2023年10月02日

学校にエアコン

衣替えの暦もやってきて
ようやく、辛うじてようやく、
猛暑もおさまりつつある今日このごろ。



余りにも、あまりにも厳しい暑さであったために
(もっとも、このところ年中行事のようにもなっているが)
学校にエアコンを設置する、という需要が爆上がりである。



比較的標高の高い山間地や東北北海道など
「冷涼」と言われた地域でももはや生存必需品といわれるばかりの
存在となりつつある、エアコン。



ただね、一般の方々にとって「エアコン」というと
6畳間に取り付けるような、壁掛けのルームエコンなんだよね。


「たかがエアコンをつけるのに、
 なんで何千万も何億もかかるんじゃ!
 ヤマダ電機に注文すれば、はるかに安く買えるじゃないかっ!
 建設会社を設けさせるための、馴れ合いじゃぁ!
 汚職じゃぁ!
 市長、辞めろぉ!」


そんなケッタイな抗議が入るところもあるとか。


家電量販店で5万円くらいでエアコン本体を買ってくれば
それで使えると思ってるのかしらん。

というか、何にも考えていないんだ。


そもそも、住宅用の製品とは必要な能力が違う。

部屋の面積が違う。

児童生徒の人数が違う。
1人あたり約100ワットの発熱があるんだから
30人いたら、人体発熱だけで3キロワットだ。

照明の数も違う。
最近はLED化されているとはいえ
住宅の照明とは、数や総発熱量がぜんぜん違う。

日射負荷も、違う。
旧基準で建設された校舎は、
天井が高く、窓面積も多い。
カーテンを引くにしても、差し込んでくる日射負荷は
相当な熱量になっている。

蓄熱負荷も、違う。
鉄筋コンクリートの塊である校舎と、
木造の住宅とを同列に語ることなんかできないのだ。

そもそもね、
鉄筋コンクリートの古い校舎なんて、
下手したら無断熱だったりする。

たといあったとしても、
現代の省エネ基準とくらべたら
無いに等しい、貧弱なものだ。

とにかく、住宅なんぞに比べると
格段に大きな能力を必要とする。



設置するとして、室内機は一体、どこに置くか。


23100201.JPG


ふさわしい場所が、必ずしも見つかるとは限らない。

少子化に伴って1学級の定員が減っているら
1クラス45人だった頃に建った校舎であれば
面積的に、ある程度余裕があるかもしれない。

床を効果的に利用しようと思うなら、
天吊で設置することも検討の俎上に上るだろう。
が、吊る元となる躯体強度は大丈夫か?
なんていう懸念も生じてくるかもしれない。



室外機は、どこに置くか。


23100202.JPG


室内機の極力近くに、
すぐ外に置くのか。

- **問題**
[a] 学校のエアコンについての本文から、「比較的標高の高い山間地や東北北海道など」を含む語句で始め、「建設会社を設けさせるための、馴れ合いじゃぁ!」で終わる部分を一字も変えずに書き出してください。
[b] 学校のエアコンについての本文をもとに、次の問いに答えてください。
(i) 児童生徒1人あたりの発熱は約何ワットとされていますか。
(ii) 旧基準で建設された校舎について、天井と窓に関してどのように述べられていますか。
(iii) 家電量販店でエアコン本体はいくらくらいで買えると書かれていますか。

- **資料部分**
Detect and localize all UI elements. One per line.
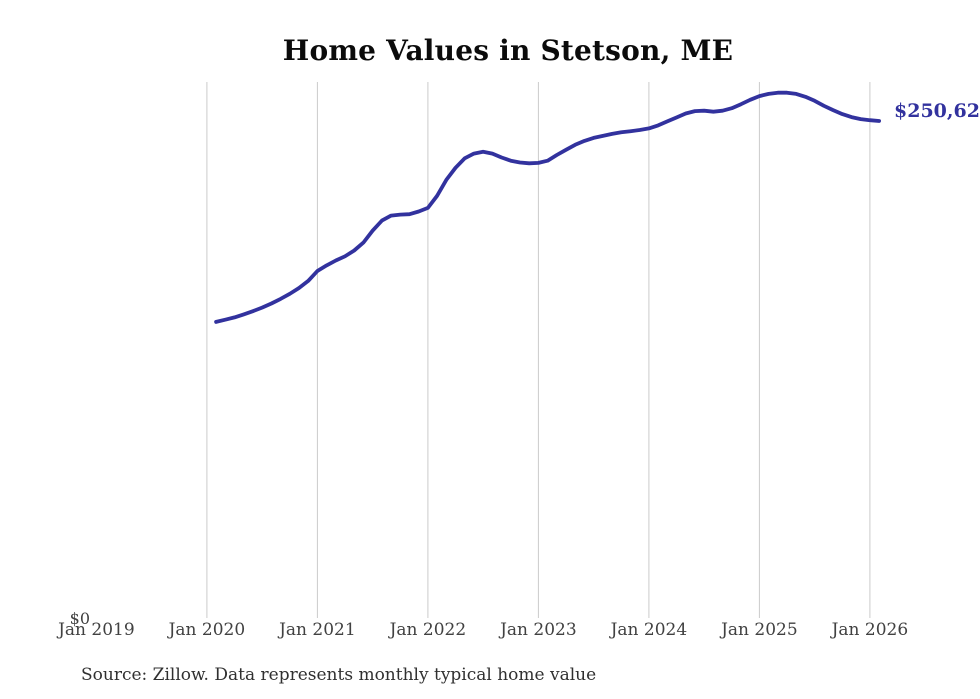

- **解答**
[a]
比較的標高の高い山間地や東北北海道など
「冷涼」と言われた地域でももはや生存必需品といわれるばかりの
存在となりつつある、エアコン。



ただね、一般の方々にとって「エアコン」というと
6畳間に取り付けるような、壁掛けのルームエコンなんだよね。


「たかがエアコンをつけるのに、
 なんで何千万も何億もかかるんじゃ!
 ヤマダ電機に注文すれば、はるかに安く買えるじゃないかっ!
 建設会社を設けさせるための、馴れ合いじゃぁ!

[b]
(i) 約100ワット
(ii) 天井が高く、窓面積も多い
(iii) 5万円くらい